▶ Exercise goal: Select every line below containing the word "Huyện".

▶ Records shown:
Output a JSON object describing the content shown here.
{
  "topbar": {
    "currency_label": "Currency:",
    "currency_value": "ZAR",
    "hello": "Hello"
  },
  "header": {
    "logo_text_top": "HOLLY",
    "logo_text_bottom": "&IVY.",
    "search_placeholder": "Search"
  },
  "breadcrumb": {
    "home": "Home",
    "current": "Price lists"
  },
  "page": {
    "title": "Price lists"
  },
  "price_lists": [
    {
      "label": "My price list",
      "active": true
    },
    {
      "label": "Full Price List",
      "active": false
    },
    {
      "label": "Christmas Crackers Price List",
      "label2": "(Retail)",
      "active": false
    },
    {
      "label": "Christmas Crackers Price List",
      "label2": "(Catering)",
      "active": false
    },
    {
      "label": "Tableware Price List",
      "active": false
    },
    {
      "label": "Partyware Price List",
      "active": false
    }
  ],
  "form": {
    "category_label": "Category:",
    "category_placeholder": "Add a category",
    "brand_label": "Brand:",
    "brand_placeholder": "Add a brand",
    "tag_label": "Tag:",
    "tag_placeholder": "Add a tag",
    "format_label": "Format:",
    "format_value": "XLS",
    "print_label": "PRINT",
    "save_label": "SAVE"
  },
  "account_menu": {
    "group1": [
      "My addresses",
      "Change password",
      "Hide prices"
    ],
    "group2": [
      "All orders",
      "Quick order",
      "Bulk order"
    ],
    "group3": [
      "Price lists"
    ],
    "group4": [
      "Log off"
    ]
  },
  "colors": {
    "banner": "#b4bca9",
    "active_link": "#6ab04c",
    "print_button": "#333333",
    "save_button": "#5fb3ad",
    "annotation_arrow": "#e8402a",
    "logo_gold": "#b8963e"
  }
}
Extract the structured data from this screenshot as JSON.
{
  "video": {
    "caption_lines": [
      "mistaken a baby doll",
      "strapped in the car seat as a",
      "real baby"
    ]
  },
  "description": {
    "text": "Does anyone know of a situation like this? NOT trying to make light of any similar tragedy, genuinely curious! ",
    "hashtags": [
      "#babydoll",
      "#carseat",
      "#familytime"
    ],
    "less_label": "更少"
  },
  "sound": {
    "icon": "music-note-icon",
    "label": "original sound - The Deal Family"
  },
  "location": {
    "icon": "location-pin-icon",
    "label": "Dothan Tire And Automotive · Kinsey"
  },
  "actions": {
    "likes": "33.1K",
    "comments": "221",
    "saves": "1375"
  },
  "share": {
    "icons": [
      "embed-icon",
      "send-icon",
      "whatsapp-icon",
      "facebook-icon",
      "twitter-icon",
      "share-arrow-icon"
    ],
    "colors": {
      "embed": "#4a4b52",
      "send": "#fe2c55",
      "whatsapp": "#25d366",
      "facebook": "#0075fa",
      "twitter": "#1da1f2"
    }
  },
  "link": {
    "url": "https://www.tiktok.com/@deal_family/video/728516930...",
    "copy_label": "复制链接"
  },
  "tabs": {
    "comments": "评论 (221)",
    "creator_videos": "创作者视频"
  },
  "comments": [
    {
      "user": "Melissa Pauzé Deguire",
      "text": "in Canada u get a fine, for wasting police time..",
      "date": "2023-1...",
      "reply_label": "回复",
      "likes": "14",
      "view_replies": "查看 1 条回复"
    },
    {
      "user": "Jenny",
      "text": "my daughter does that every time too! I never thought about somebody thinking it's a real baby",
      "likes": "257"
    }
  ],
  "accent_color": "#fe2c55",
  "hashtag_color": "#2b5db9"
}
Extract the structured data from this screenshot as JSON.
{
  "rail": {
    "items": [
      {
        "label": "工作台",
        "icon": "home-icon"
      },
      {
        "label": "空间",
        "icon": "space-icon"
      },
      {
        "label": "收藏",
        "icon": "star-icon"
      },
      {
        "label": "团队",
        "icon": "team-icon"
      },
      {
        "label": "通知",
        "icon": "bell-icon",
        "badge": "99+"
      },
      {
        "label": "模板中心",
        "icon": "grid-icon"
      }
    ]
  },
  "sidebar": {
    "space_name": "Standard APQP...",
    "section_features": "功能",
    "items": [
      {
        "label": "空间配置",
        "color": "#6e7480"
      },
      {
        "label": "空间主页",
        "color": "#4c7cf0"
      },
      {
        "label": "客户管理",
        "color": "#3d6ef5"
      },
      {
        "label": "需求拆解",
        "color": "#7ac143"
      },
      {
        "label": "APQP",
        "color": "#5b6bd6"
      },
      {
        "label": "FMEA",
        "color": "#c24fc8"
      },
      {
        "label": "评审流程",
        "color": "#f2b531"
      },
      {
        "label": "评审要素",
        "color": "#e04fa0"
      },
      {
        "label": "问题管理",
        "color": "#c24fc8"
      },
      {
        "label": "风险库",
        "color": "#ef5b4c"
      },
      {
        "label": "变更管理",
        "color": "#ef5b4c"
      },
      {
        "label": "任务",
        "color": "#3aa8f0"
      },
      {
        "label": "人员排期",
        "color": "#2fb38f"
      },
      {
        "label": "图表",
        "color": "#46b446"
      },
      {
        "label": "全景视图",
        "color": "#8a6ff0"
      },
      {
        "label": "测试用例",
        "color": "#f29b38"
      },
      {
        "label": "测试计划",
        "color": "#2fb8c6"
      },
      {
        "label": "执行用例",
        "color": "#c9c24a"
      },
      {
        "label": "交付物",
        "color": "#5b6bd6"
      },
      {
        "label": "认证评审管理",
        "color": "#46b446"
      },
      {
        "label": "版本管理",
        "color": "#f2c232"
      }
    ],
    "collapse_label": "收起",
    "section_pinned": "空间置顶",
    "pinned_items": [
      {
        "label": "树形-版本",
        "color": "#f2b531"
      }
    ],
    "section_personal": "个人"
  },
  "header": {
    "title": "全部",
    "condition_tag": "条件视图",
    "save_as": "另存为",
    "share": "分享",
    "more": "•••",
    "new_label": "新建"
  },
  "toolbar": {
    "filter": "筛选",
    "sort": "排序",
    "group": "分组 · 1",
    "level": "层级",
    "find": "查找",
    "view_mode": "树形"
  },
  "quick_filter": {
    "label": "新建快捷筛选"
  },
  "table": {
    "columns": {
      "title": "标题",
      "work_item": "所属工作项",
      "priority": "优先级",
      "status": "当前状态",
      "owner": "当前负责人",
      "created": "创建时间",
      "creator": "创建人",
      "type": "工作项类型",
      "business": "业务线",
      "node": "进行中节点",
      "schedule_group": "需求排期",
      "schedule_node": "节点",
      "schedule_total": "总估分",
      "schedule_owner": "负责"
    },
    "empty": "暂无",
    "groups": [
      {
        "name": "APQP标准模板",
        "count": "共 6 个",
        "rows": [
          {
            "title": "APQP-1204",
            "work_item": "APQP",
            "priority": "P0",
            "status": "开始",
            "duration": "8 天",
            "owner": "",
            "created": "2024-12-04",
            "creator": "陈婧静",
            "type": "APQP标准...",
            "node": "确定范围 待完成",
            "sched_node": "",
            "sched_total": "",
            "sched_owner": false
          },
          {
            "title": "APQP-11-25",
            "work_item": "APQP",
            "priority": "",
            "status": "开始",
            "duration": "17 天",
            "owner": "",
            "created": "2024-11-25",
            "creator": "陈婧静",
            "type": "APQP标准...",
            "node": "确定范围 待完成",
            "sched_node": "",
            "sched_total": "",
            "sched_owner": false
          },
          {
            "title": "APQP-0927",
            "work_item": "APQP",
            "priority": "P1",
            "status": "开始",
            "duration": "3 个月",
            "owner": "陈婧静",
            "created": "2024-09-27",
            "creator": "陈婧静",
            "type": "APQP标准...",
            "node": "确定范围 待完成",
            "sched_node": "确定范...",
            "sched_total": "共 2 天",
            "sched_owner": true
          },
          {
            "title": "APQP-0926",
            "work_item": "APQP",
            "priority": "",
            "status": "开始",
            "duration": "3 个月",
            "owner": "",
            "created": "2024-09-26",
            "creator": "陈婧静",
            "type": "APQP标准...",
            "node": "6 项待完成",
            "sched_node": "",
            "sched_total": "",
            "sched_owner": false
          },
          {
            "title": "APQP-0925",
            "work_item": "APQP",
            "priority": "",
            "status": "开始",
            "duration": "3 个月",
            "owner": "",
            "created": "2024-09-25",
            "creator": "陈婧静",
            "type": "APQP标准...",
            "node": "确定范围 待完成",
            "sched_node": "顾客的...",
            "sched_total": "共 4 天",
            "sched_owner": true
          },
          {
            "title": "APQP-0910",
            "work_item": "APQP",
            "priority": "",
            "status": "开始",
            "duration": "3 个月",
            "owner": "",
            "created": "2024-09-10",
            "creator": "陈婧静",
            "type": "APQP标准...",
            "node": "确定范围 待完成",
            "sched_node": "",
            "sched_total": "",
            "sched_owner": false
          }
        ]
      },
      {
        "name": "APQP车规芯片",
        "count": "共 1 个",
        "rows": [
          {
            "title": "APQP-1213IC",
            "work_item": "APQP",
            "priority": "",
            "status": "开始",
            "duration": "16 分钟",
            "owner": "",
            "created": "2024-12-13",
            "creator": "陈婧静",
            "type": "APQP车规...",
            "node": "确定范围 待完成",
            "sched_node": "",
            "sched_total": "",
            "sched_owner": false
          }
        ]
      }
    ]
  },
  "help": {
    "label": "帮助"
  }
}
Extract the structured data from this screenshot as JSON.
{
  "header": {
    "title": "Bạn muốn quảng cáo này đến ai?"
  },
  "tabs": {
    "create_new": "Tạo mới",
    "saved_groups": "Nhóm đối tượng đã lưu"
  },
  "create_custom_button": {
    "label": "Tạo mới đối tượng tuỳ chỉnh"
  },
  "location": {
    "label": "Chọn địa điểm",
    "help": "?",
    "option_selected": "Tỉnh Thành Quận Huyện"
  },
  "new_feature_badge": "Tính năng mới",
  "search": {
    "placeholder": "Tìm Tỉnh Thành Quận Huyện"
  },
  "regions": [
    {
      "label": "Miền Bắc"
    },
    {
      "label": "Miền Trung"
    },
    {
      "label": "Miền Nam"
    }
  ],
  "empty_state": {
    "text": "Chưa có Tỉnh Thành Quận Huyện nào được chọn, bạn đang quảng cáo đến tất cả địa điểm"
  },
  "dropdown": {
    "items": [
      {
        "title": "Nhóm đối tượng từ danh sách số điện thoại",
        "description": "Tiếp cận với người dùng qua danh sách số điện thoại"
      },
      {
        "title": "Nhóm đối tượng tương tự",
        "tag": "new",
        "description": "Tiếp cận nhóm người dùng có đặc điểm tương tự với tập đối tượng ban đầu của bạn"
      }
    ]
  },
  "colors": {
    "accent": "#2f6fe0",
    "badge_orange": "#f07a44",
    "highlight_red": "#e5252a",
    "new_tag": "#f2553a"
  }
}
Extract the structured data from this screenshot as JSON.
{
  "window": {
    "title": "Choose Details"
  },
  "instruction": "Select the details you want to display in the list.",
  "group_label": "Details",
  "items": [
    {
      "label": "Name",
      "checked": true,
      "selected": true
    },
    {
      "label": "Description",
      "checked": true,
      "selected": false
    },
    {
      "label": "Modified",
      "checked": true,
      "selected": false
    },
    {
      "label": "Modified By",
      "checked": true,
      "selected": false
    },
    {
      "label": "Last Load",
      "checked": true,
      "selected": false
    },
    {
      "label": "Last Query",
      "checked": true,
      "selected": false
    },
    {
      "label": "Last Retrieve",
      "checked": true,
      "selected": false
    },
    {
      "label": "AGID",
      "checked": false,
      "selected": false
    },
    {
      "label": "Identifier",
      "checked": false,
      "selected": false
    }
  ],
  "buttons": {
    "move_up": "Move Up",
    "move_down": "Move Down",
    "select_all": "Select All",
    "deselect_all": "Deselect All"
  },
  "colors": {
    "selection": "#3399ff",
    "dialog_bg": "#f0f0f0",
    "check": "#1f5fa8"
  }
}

▶ Exercise answer:
    "option_selected": "Tỉnh Thành Quận Huyện"
    "placeholder": "Tìm Tỉnh Thành Quận Huyện"
    "text": "Chưa có Tỉnh Thành Quận Huyện nào được chọn, bạn đang quảng cáo đến tất cả địa điểm"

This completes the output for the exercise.